■ **WHAT YOU HAVE TO DO**:
Filter the records for lines holding the string "this".

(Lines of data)
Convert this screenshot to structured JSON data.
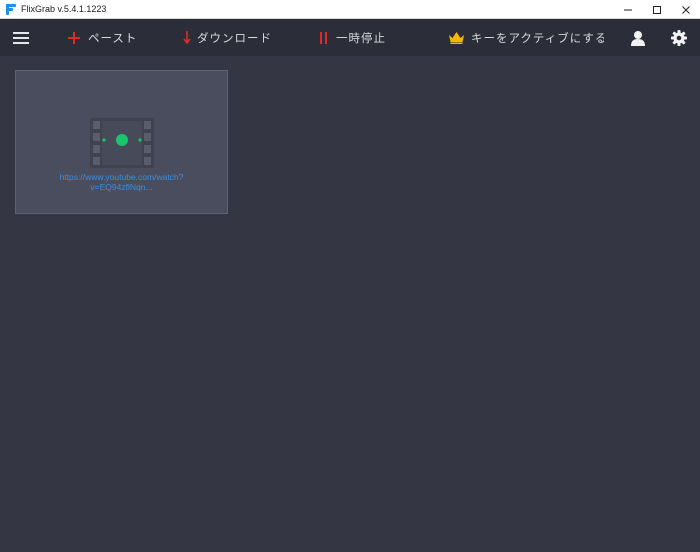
{
  "window": {
    "title": "FlixGrab  v.5.4.1.1223"
  },
  "toolbar": {
    "paste_label": "ペースト",
    "download_label": "ダウンロード",
    "pause_label": "一時停止",
    "activate_label": "キーをアクティブにする"
  },
  "card": {
    "url_line1": "https://www.youtube.com/watch?",
    "url_line2": "v=EQ94zflNqn..."
  },
  "colors": {
    "background": "#343743",
    "toolbar": "#2b2e38",
    "card": "#4a4d5d",
    "accent_red": "#e02a2a",
    "accent_green": "#19c46c",
    "crown_gold": "#f5b800",
    "link_blue": "#3c8ee3"
  }
}
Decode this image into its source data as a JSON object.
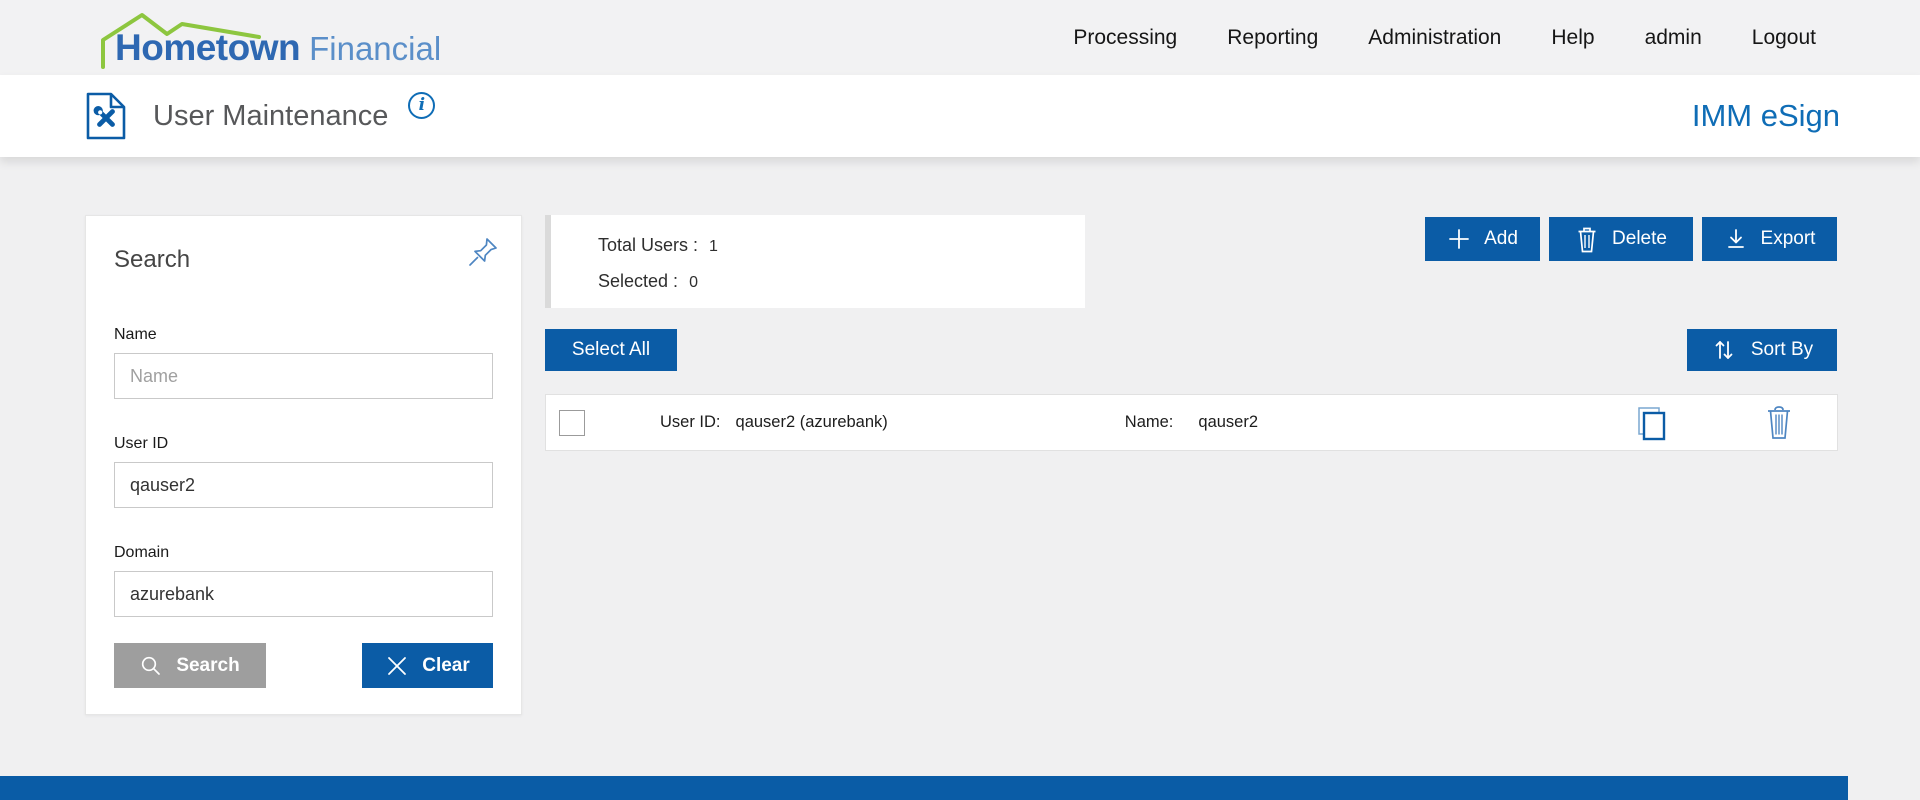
{
  "nav": {
    "logo": {
      "bold": "Hometown",
      "light": "Financial"
    },
    "items": [
      {
        "label": "Processing"
      },
      {
        "label": "Reporting"
      },
      {
        "label": "Administration"
      },
      {
        "label": "Help"
      },
      {
        "label": "admin"
      },
      {
        "label": "Logout"
      }
    ]
  },
  "header": {
    "title": "User Maintenance",
    "info_glyph": "i",
    "product": "IMM eSign"
  },
  "search_panel": {
    "title": "Search",
    "name_label": "Name",
    "name_placeholder": "Name",
    "user_id_label": "User ID",
    "user_id_value": "qauser2",
    "domain_label": "Domain",
    "domain_value": "azurebank",
    "search_button": "Search",
    "clear_button": "Clear"
  },
  "summary": {
    "total_label": "Total Users :",
    "total_value": "1",
    "selected_label": "Selected :",
    "selected_value": "0"
  },
  "toolbar": {
    "add": "Add",
    "delete": "Delete",
    "export": "Export"
  },
  "list_controls": {
    "select_all": "Select All",
    "sort_by": "Sort By"
  },
  "user_row": {
    "user_id_label": "User ID:",
    "user_id_value": "qauser2 (azurebank)",
    "name_label": "Name:",
    "name_value": "qauser2"
  },
  "colors": {
    "primary_blue": "#0b5ca6",
    "esign_blue": "#0f6db6",
    "logo_blue": "#2e68b2",
    "logo_light_blue": "#5b8fc9",
    "logo_green": "#8dc63f",
    "search_button_gray": "#9e9e9e",
    "footer_blue": "#0a5ca6"
  }
}
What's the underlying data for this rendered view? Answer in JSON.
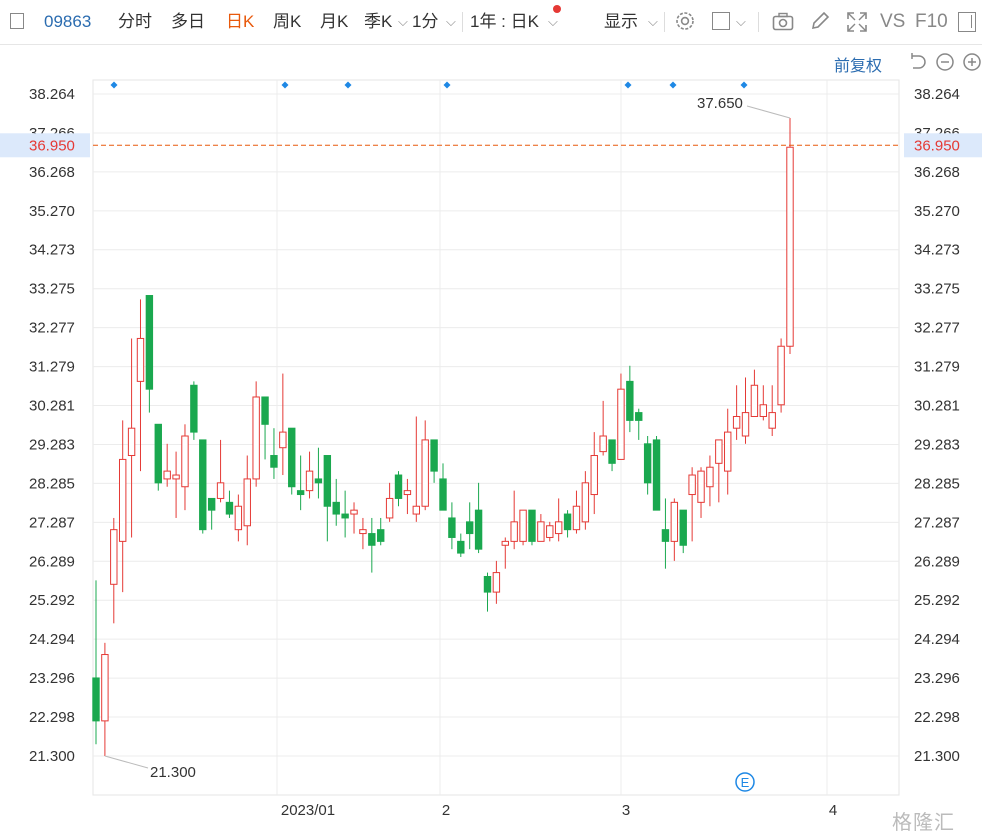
{
  "toolbar": {
    "code": "09863",
    "tabs": [
      "分时",
      "多日",
      "日K",
      "周K",
      "月K"
    ],
    "active_tab": "日K",
    "season": "季K",
    "minute": "1分",
    "range": "1年 : 日K",
    "display": "显示",
    "vs": "VS",
    "f10": "F10"
  },
  "adjust_label": "前复权",
  "watermark": "格隆汇",
  "colors": {
    "up": "#e53935",
    "down": "#1aa84f",
    "accent": "#2b6cb0",
    "current": "#e8590c"
  },
  "chart_data": {
    "type": "candlestick",
    "y_ticks": [
      "38.264",
      "37.266",
      "36.268",
      "35.270",
      "34.273",
      "33.275",
      "32.277",
      "31.279",
      "30.281",
      "29.283",
      "28.285",
      "27.287",
      "26.289",
      "25.292",
      "24.294",
      "23.296",
      "22.298",
      "21.300"
    ],
    "ylim": [
      20.6,
      38.6
    ],
    "x_labels": [
      "2023/01",
      "2",
      "3",
      "4"
    ],
    "current_price": "36.950",
    "max_label": "37.650",
    "min_label": "21.300",
    "event_marker": "E",
    "candles": [
      [
        23.3,
        22.2,
        25.8,
        21.6
      ],
      [
        22.2,
        23.9,
        24.2,
        21.3
      ],
      [
        25.7,
        27.1,
        27.4,
        24.7
      ],
      [
        26.8,
        28.9,
        29.9,
        25.5
      ],
      [
        29.0,
        29.7,
        32.0,
        26.9
      ],
      [
        30.9,
        32.0,
        33.0,
        28.6
      ],
      [
        33.1,
        30.7,
        31.2,
        30.1
      ],
      [
        29.8,
        28.3,
        29.8,
        28.1
      ],
      [
        28.4,
        28.6,
        29.3,
        28.2
      ],
      [
        28.4,
        28.5,
        29.1,
        27.4
      ],
      [
        28.2,
        29.5,
        29.8,
        27.6
      ],
      [
        30.8,
        29.6,
        30.9,
        29.4
      ],
      [
        29.4,
        27.1,
        29.4,
        27.0
      ],
      [
        27.9,
        27.6,
        27.9,
        27.1
      ],
      [
        27.9,
        28.3,
        29.4,
        27.8
      ],
      [
        27.8,
        27.5,
        28.1,
        27.4
      ],
      [
        27.1,
        27.7,
        28.0,
        26.8
      ],
      [
        27.2,
        28.4,
        29.0,
        26.7
      ],
      [
        28.4,
        30.5,
        30.9,
        28.2
      ],
      [
        30.5,
        29.8,
        30.5,
        28.9
      ],
      [
        29.0,
        28.7,
        29.7,
        28.4
      ],
      [
        29.2,
        29.6,
        31.1,
        28.5
      ],
      [
        29.7,
        28.2,
        29.7,
        28.0
      ],
      [
        28.1,
        28.0,
        29.0,
        27.6
      ],
      [
        28.1,
        28.6,
        29.1,
        27.9
      ],
      [
        28.4,
        28.3,
        29.2,
        27.9
      ],
      [
        29.0,
        27.7,
        29.0,
        26.8
      ],
      [
        27.8,
        27.5,
        28.4,
        27.2
      ],
      [
        27.5,
        27.4,
        28.1,
        26.9
      ],
      [
        27.5,
        27.6,
        27.8,
        27.0
      ],
      [
        27.0,
        27.1,
        27.4,
        26.6
      ],
      [
        27.0,
        26.7,
        27.4,
        26.0
      ],
      [
        27.1,
        26.8,
        27.4,
        26.7
      ],
      [
        27.4,
        27.9,
        28.3,
        27.3
      ],
      [
        28.5,
        27.9,
        28.6,
        27.7
      ],
      [
        28.0,
        28.1,
        28.4,
        27.5
      ],
      [
        27.5,
        27.7,
        30.0,
        27.3
      ],
      [
        27.7,
        29.4,
        29.9,
        27.6
      ],
      [
        29.4,
        28.6,
        29.4,
        28.3
      ],
      [
        28.4,
        27.6,
        28.8,
        27.6
      ],
      [
        27.4,
        26.9,
        27.8,
        26.6
      ],
      [
        26.8,
        26.5,
        27.0,
        26.4
      ],
      [
        27.3,
        27.0,
        27.8,
        26.6
      ],
      [
        27.6,
        26.6,
        28.3,
        26.5
      ],
      [
        25.9,
        25.5,
        26.0,
        25.0
      ],
      [
        25.5,
        26.0,
        26.3,
        25.2
      ],
      [
        26.7,
        26.8,
        26.9,
        26.1
      ],
      [
        26.8,
        27.3,
        28.1,
        26.6
      ],
      [
        26.8,
        27.6,
        27.6,
        26.7
      ],
      [
        27.6,
        26.8,
        27.6,
        26.7
      ],
      [
        26.8,
        27.3,
        27.5,
        26.8
      ],
      [
        26.9,
        27.2,
        27.3,
        26.8
      ],
      [
        27.0,
        27.3,
        27.9,
        26.8
      ],
      [
        27.5,
        27.1,
        27.6,
        26.9
      ],
      [
        27.1,
        27.7,
        28.1,
        27.0
      ],
      [
        27.3,
        28.3,
        28.6,
        27.1
      ],
      [
        28.0,
        29.0,
        29.6,
        27.5
      ],
      [
        29.1,
        29.5,
        30.4,
        29.0
      ],
      [
        29.4,
        28.8,
        29.4,
        28.6
      ],
      [
        28.9,
        30.7,
        31.1,
        28.9
      ],
      [
        30.9,
        29.9,
        31.3,
        29.6
      ],
      [
        30.1,
        29.9,
        30.2,
        29.4
      ],
      [
        29.3,
        28.3,
        29.5,
        28.0
      ],
      [
        29.4,
        27.6,
        29.5,
        27.6
      ],
      [
        27.1,
        26.8,
        27.9,
        26.1
      ],
      [
        26.8,
        27.8,
        27.9,
        26.3
      ],
      [
        27.6,
        26.7,
        27.6,
        26.5
      ],
      [
        28.0,
        28.5,
        28.7,
        26.8
      ],
      [
        27.8,
        28.6,
        28.7,
        27.4
      ],
      [
        28.2,
        28.7,
        29.0,
        27.7
      ],
      [
        28.8,
        29.4,
        29.4,
        27.8
      ],
      [
        28.6,
        29.6,
        30.2,
        28.0
      ],
      [
        29.7,
        30.0,
        30.8,
        29.4
      ],
      [
        29.5,
        30.1,
        31.0,
        29.3
      ],
      [
        30.0,
        30.8,
        31.2,
        30.0
      ],
      [
        30.0,
        30.3,
        30.8,
        29.9
      ],
      [
        29.7,
        30.1,
        30.8,
        29.5
      ],
      [
        30.3,
        31.8,
        32.0,
        30.1
      ],
      [
        31.8,
        36.9,
        37.65,
        31.6
      ]
    ]
  }
}
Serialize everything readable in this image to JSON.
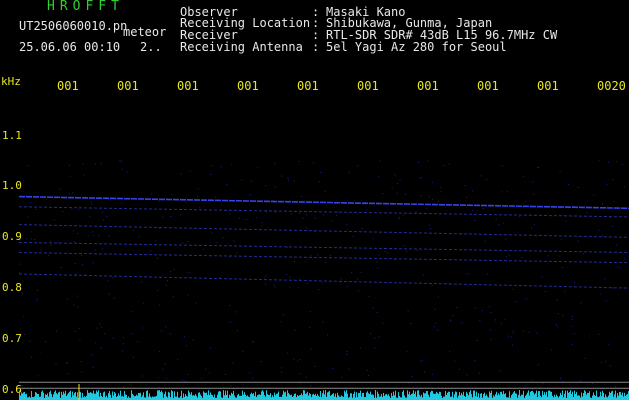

■ **THE OUTPUT**:
Convert this screenshot to structured JSON data.
Decode this image into its source data as a JSON object.
What's the underlying data for this rendered view? Answer in JSON.
Serialize everything readable in this image to JSON.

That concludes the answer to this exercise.